- **WHAT IS ASKED**
Find every line in the records below that holds the word "worden", and copy each one.

- **GIVEN RECORDS**
● ● ● ●
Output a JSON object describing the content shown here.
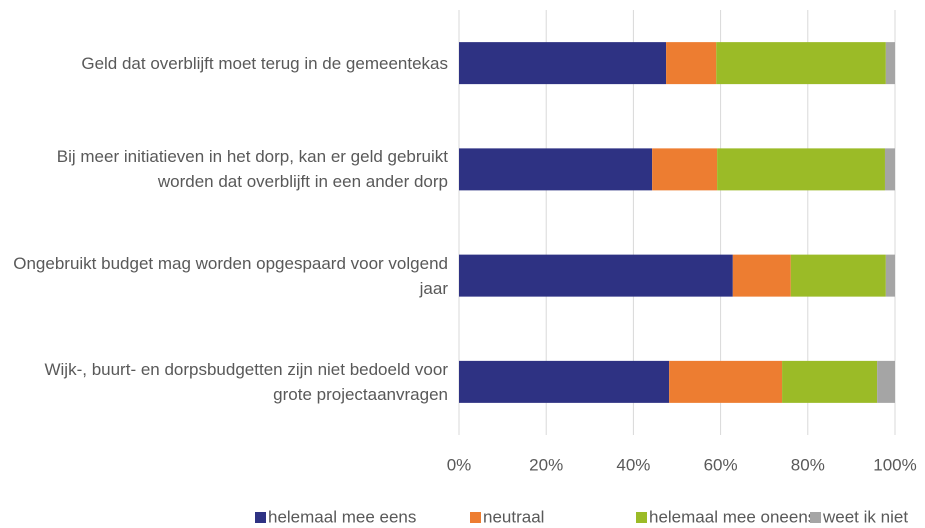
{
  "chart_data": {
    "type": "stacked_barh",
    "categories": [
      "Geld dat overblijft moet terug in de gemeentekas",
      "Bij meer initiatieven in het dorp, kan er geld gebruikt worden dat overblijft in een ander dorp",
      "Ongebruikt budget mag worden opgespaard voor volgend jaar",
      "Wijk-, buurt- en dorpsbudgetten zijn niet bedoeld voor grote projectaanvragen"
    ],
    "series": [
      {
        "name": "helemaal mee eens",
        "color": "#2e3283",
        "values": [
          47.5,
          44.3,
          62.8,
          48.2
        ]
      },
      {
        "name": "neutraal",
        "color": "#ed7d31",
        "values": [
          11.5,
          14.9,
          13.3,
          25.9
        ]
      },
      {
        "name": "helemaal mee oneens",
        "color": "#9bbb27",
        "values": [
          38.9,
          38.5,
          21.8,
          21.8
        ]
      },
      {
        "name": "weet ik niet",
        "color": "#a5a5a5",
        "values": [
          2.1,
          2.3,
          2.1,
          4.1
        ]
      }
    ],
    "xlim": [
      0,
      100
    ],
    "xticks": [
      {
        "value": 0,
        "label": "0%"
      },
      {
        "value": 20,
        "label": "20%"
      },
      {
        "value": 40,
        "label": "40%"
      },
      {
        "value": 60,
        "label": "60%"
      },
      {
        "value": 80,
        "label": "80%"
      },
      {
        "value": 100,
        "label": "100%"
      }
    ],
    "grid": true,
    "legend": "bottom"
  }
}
● ● ● ●
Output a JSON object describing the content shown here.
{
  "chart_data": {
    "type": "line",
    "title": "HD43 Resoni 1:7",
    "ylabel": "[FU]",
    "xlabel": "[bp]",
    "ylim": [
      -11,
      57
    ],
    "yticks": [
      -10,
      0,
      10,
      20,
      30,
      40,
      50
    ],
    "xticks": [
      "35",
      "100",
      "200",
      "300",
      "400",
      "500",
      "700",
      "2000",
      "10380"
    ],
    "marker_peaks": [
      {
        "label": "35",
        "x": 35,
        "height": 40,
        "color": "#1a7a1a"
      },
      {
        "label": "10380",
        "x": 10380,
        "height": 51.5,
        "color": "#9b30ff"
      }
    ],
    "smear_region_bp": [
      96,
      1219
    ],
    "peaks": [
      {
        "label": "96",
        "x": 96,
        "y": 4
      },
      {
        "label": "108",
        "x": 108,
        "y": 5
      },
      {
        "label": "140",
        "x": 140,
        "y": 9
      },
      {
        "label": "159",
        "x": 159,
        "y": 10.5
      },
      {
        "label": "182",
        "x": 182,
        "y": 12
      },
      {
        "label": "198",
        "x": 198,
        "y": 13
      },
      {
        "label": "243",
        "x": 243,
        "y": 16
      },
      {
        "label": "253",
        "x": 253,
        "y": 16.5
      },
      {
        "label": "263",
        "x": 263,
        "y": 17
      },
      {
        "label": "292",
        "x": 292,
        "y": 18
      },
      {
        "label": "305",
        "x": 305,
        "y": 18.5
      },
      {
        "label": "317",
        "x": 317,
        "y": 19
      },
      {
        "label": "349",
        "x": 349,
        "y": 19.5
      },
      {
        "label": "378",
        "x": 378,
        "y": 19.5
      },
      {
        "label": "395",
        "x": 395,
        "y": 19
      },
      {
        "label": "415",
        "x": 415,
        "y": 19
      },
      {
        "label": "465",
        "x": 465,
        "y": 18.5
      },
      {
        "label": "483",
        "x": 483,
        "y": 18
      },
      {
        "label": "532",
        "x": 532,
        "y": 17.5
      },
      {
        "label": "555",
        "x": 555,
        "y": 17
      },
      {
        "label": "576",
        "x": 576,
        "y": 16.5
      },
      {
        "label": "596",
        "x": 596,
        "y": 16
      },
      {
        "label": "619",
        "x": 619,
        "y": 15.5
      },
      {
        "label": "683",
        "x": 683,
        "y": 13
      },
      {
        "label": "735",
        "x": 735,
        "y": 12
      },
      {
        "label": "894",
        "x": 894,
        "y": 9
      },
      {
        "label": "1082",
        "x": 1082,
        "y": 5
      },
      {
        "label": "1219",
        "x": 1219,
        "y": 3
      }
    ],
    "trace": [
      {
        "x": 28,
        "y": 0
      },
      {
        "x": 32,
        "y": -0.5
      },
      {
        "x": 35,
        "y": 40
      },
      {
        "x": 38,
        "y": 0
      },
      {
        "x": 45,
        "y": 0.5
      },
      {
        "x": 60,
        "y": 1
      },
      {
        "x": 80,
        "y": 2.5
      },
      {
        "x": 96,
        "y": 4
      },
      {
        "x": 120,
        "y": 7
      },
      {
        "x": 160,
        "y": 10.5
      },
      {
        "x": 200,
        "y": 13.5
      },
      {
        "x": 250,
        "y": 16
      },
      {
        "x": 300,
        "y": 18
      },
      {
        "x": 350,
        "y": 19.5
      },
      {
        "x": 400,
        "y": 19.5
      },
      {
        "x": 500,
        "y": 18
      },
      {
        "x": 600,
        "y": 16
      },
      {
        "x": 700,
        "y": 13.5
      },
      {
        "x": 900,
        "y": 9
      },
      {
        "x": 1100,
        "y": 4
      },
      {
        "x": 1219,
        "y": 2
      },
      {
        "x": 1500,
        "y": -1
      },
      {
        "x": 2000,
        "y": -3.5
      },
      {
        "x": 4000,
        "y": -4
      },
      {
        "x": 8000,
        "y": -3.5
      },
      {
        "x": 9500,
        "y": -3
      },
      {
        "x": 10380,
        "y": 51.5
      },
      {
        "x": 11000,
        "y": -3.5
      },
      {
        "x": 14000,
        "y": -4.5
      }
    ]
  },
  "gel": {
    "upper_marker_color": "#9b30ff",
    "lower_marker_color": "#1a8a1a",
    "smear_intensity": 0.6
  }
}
● ● ● ●
- **FINISHED ANSWER**
      "Bij meer initiatieven in het dorp, kan er geld gebruikt worden dat overblijft in een ander dorp",
      "Ongebruikt budget mag worden opgespaard voor volgend jaar",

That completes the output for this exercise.